(Dataset items)
================
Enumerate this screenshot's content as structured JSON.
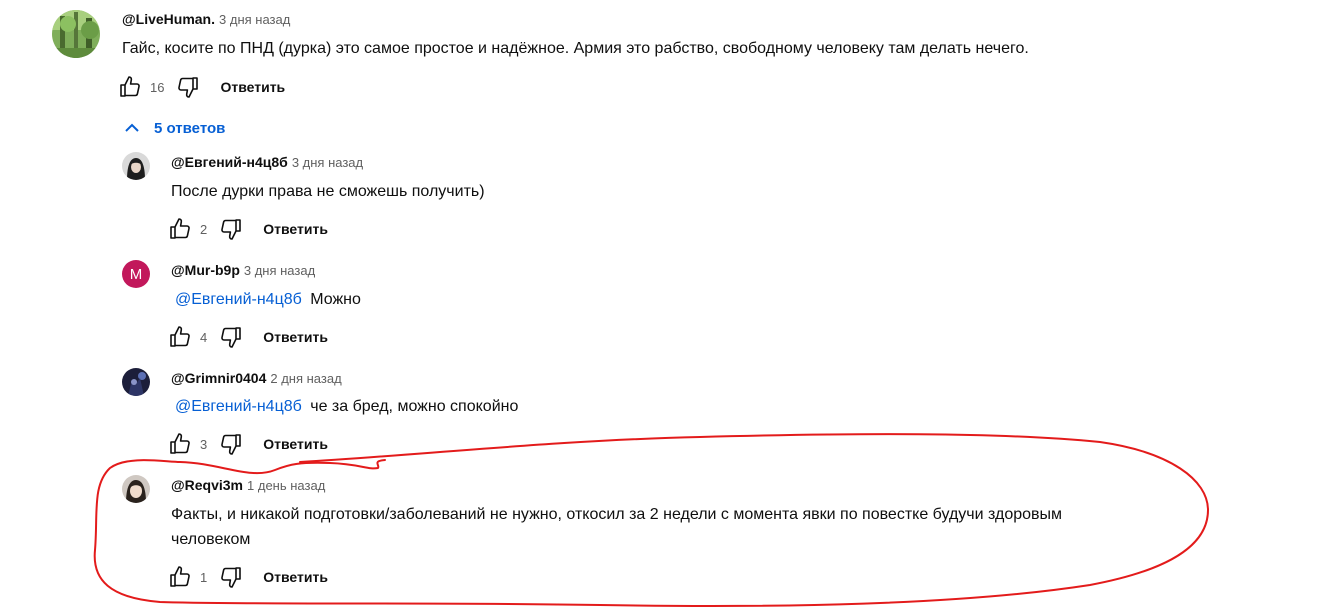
{
  "main_comment": {
    "author": "@LiveHuman.",
    "time": "3 дня назад",
    "text": "Гайс, косите по ПНД (дурка) это самое простое и надёжное. Армия это рабство, свободному человеку там делать нечего.",
    "likes": "16",
    "reply_label": "Ответить"
  },
  "replies_toggle": {
    "label": "5 ответов"
  },
  "replies": [
    {
      "author": "@Евгений-н4ц8б",
      "time": "3 дня назад",
      "mention": "",
      "text": "После дурки права не сможешь получить)",
      "text2": "",
      "likes": "2",
      "reply_label": "Ответить"
    },
    {
      "author": "@Mur-b9p",
      "time": "3 дня назад",
      "avatar_letter": "M",
      "mention": "@Евгений-н4ц8б",
      "text": "Можно",
      "text2": "",
      "likes": "4",
      "reply_label": "Ответить"
    },
    {
      "author": "@Grimnir0404",
      "time": "2 дня назад",
      "mention": "@Евгений-н4ц8б",
      "text": "че за бред, можно спокойно",
      "text2": "",
      "likes": "3",
      "reply_label": "Ответить"
    },
    {
      "author": "@Reqvi3m",
      "time": "1 день назад",
      "mention": "",
      "text": "Факты, и никакой подготовки/заболеваний не нужно, откосил за 2 недели с момента явки по повестке будучи здоровым",
      "text2": "человеком",
      "likes": "1",
      "reply_label": "Ответить"
    }
  ],
  "colors": {
    "mention": "#065fd4",
    "secondary_text": "#606060",
    "annotation_red": "#e31b1b",
    "mur_avatar": "#c2185b"
  }
}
================
Instruction
Omit every picture, then reproduce the rest of the listing exactly.

Worked solution
Enumerate this screenshot's content as structured JSON.
{
  "main_comment": {
    "author": "@LiveHuman.",
    "time": "3 дня назад",
    "text": "Гайс, косите по ПНД (дурка) это самое простое и надёжное. Армия это рабство, свободному человеку там делать нечего.",
    "likes": "16",
    "reply_label": "Ответить"
  },
  "replies_toggle": {
    "label": "5 ответов"
  },
  "replies": [
    {
      "author": "@Евгений-н4ц8б",
      "time": "3 дня назад",
      "mention": "",
      "text": "После дурки права не сможешь получить)",
      "text2": "",
      "likes": "2",
      "reply_label": "Ответить"
    },
    {
      "author": "@Mur-b9p",
      "time": "3 дня назад",
      "avatar_letter": "M",
      "mention": "@Евгений-н4ц8б",
      "text": "Можно",
      "text2": "",
      "likes": "4",
      "reply_label": "Ответить"
    },
    {
      "author": "@Grimnir0404",
      "time": "2 дня назад",
      "mention": "@Евгений-н4ц8б",
      "text": "че за бред, можно спокойно",
      "text2": "",
      "likes": "3",
      "reply_label": "Ответить"
    },
    {
      "author": "@Reqvi3m",
      "time": "1 день назад",
      "mention": "",
      "text": "Факты, и никакой подготовки/заболеваний не нужно, откосил за 2 недели с момента явки по повестке будучи здоровым",
      "text2": "человеком",
      "likes": "1",
      "reply_label": "Ответить"
    }
  ],
  "colors": {
    "mention": "#065fd4",
    "secondary_text": "#606060",
    "annotation_red": "#e31b1b",
    "mur_avatar": "#c2185b"
  }
}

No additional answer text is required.